[Extracted data entries]
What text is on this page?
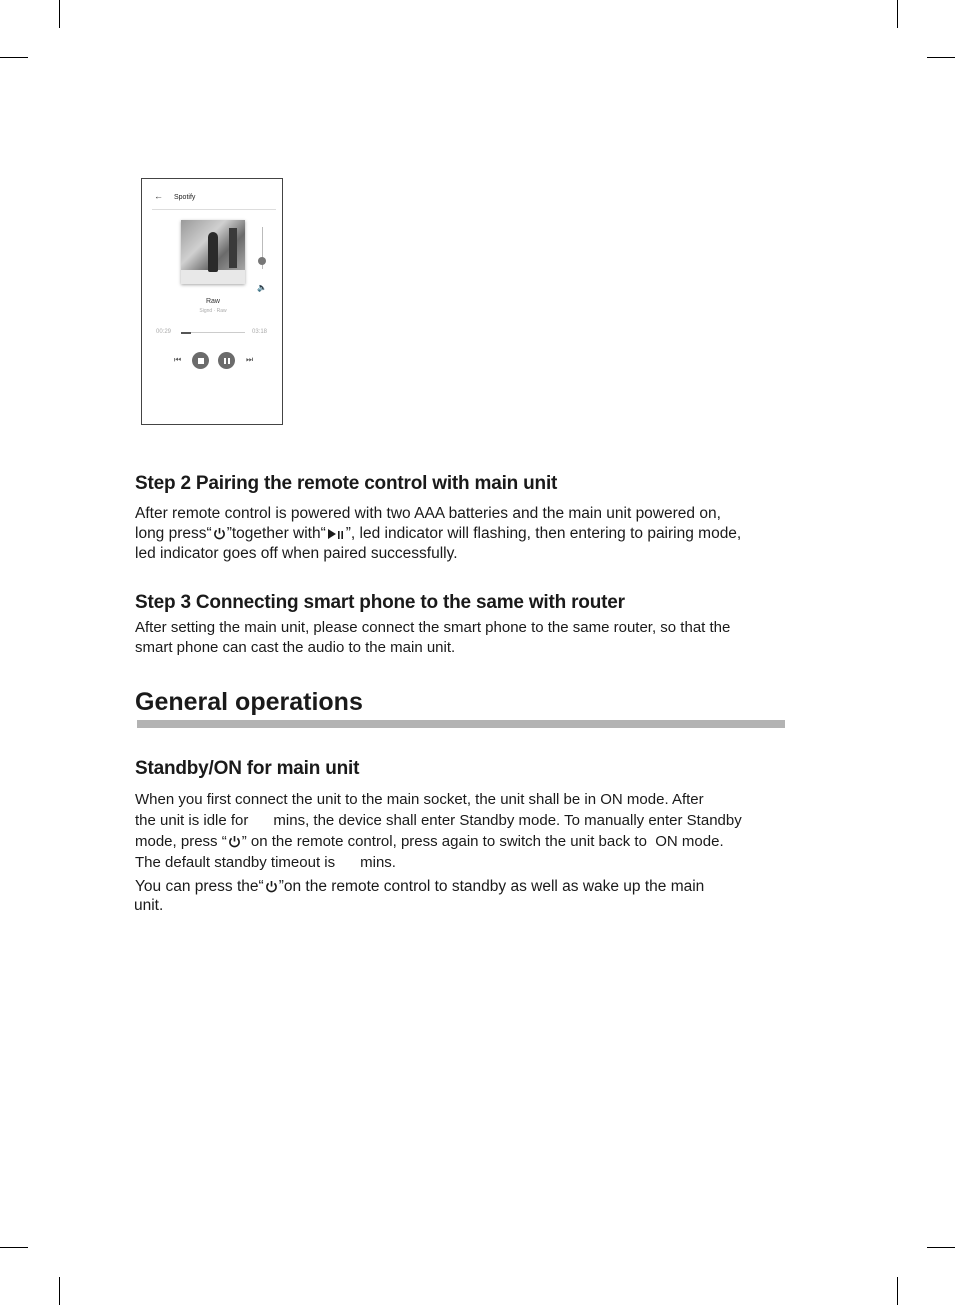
← Spotify
🔈
Raw
Signd · Raw
00:29	03:18
⏮	⏭
Step 2 Pairing the remote control with main unit
After remote control is powered with two AAA batteries and the main unit powered on,
long press“ ”together with“ ”, led indicator will flashing, then entering to pairing mode,
led indicator goes off when paired successfully.
Step 3 Connecting smart phone to the same with router
After setting the main unit, please connect the smart phone to the same router, so that the
smart phone can cast the audio to the main unit.
General operations
Standby/ON for main unit
When you first connect the unit to the main socket, the unit shall be in ON mode. After
the unit is idle for      mins, the device shall enter Standby mode. To manually enter Standby
mode, press “ ” on the remote control, press again to switch the unit back to  ON mode.
The default standby timeout is      mins.
You can press the“ ”on the remote control to standby as well as wake up the main
unit.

**WORK TO BE COMPLETED**
Search the listing for the string "shall". Copy each line where it turns up.

**OUTPUT FOR THIS EXERCISE**
When you first connect the unit to the main socket, the unit shall be in ON mode. After
the unit is idle for      mins, the device shall enter Standby mode. To manually enter Standby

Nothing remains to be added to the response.